**AIM OF THE TASK**
Render every entry verbatim.

(Records from a data collection)
★ ★ ★ ★ ★

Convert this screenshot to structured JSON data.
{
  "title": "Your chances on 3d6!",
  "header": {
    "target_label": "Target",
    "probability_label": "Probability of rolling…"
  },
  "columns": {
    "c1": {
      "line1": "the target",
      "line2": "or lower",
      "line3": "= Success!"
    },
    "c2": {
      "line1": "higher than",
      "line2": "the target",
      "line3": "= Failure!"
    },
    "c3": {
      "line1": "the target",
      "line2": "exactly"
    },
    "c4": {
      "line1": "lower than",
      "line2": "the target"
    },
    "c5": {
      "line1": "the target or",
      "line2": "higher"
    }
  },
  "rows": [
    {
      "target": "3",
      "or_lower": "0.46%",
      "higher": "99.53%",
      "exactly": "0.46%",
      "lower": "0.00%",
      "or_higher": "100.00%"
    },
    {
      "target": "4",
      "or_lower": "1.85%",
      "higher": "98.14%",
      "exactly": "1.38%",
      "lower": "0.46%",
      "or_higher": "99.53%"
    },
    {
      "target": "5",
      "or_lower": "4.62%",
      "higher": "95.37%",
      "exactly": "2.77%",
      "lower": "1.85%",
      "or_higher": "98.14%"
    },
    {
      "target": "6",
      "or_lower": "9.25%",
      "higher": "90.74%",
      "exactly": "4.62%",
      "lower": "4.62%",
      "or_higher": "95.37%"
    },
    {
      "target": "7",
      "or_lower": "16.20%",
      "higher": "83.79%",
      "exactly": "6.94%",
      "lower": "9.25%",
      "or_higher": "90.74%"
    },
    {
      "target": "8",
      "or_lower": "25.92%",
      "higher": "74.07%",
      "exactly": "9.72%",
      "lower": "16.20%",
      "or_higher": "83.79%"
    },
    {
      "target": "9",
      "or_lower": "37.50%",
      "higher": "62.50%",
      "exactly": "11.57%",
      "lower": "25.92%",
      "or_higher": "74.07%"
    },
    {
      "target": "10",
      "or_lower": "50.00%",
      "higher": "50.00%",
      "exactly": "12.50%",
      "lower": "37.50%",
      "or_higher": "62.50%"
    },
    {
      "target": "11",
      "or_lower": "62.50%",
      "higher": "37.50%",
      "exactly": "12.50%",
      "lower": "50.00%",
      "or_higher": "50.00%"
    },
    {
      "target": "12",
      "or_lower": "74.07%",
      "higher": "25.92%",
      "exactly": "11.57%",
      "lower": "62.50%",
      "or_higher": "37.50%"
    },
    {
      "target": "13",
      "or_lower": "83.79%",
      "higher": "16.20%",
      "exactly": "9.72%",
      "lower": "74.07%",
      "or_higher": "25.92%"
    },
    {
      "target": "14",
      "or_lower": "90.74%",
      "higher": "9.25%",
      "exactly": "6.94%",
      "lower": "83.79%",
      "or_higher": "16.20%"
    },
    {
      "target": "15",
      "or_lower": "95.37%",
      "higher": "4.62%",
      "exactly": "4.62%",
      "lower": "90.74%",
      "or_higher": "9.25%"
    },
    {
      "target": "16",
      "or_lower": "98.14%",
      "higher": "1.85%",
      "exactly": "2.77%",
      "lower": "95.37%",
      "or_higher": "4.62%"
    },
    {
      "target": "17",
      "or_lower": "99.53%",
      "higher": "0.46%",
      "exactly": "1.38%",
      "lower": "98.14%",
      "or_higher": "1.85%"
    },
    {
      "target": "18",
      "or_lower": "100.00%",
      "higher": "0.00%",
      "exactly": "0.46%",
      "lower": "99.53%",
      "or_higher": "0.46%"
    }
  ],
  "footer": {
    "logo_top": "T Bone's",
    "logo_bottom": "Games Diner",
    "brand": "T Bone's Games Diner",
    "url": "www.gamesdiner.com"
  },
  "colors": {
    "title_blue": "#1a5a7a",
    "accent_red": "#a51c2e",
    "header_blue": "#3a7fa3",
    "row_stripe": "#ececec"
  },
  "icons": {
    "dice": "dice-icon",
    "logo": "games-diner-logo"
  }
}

★ ★ ★ ★ ★

**EXERCISE RESPONSE**
Convert this screenshot to structured JSON data.
{
  "title": "Your chances on 3d6!",
  "header": {
    "target_label": "Target",
    "probability_label": "Probability of rolling…"
  },
  "columns": {
    "c1": {
      "line1": "the target",
      "line2": "or lower",
      "line3": "= Success!"
    },
    "c2": {
      "line1": "higher than",
      "line2": "the target",
      "line3": "= Failure!"
    },
    "c3": {
      "line1": "the target",
      "line2": "exactly"
    },
    "c4": {
      "line1": "lower than",
      "line2": "the target"
    },
    "c5": {
      "line1": "the target or",
      "line2": "higher"
    }
  },
  "rows": [
    {
      "target": "3",
      "or_lower": "0.46%",
      "higher": "99.53%",
      "exactly": "0.46%",
      "lower": "0.00%",
      "or_higher": "100.00%"
    },
    {
      "target": "4",
      "or_lower": "1.85%",
      "higher": "98.14%",
      "exactly": "1.38%",
      "lower": "0.46%",
      "or_higher": "99.53%"
    },
    {
      "target": "5",
      "or_lower": "4.62%",
      "higher": "95.37%",
      "exactly": "2.77%",
      "lower": "1.85%",
      "or_higher": "98.14%"
    },
    {
      "target": "6",
      "or_lower": "9.25%",
      "higher": "90.74%",
      "exactly": "4.62%",
      "lower": "4.62%",
      "or_higher": "95.37%"
    },
    {
      "target": "7",
      "or_lower": "16.20%",
      "higher": "83.79%",
      "exactly": "6.94%",
      "lower": "9.25%",
      "or_higher": "90.74%"
    },
    {
      "target": "8",
      "or_lower": "25.92%",
      "higher": "74.07%",
      "exactly": "9.72%",
      "lower": "16.20%",
      "or_higher": "83.79%"
    },
    {
      "target": "9",
      "or_lower": "37.50%",
      "higher": "62.50%",
      "exactly": "11.57%",
      "lower": "25.92%",
      "or_higher": "74.07%"
    },
    {
      "target": "10",
      "or_lower": "50.00%",
      "higher": "50.00%",
      "exactly": "12.50%",
      "lower": "37.50%",
      "or_higher": "62.50%"
    },
    {
      "target": "11",
      "or_lower": "62.50%",
      "higher": "37.50%",
      "exactly": "12.50%",
      "lower": "50.00%",
      "or_higher": "50.00%"
    },
    {
      "target": "12",
      "or_lower": "74.07%",
      "higher": "25.92%",
      "exactly": "11.57%",
      "lower": "62.50%",
      "or_higher": "37.50%"
    },
    {
      "target": "13",
      "or_lower": "83.79%",
      "higher": "16.20%",
      "exactly": "9.72%",
      "lower": "74.07%",
      "or_higher": "25.92%"
    },
    {
      "target": "14",
      "or_lower": "90.74%",
      "higher": "9.25%",
      "exactly": "6.94%",
      "lower": "83.79%",
      "or_higher": "16.20%"
    },
    {
      "target": "15",
      "or_lower": "95.37%",
      "higher": "4.62%",
      "exactly": "4.62%",
      "lower": "90.74%",
      "or_higher": "9.25%"
    },
    {
      "target": "16",
      "or_lower": "98.14%",
      "higher": "1.85%",
      "exactly": "2.77%",
      "lower": "95.37%",
      "or_higher": "4.62%"
    },
    {
      "target": "17",
      "or_lower": "99.53%",
      "higher": "0.46%",
      "exactly": "1.38%",
      "lower": "98.14%",
      "or_higher": "1.85%"
    },
    {
      "target": "18",
      "or_lower": "100.00%",
      "higher": "0.00%",
      "exactly": "0.46%",
      "lower": "99.53%",
      "or_higher": "0.46%"
    }
  ],
  "footer": {
    "logo_top": "T Bone's",
    "logo_bottom": "Games Diner",
    "brand": "T Bone's Games Diner",
    "url": "www.gamesdiner.com"
  },
  "colors": {
    "title_blue": "#1a5a7a",
    "accent_red": "#a51c2e",
    "header_blue": "#3a7fa3",
    "row_stripe": "#ececec"
  },
  "icons": {
    "dice": "dice-icon",
    "logo": "games-diner-logo"
  }
}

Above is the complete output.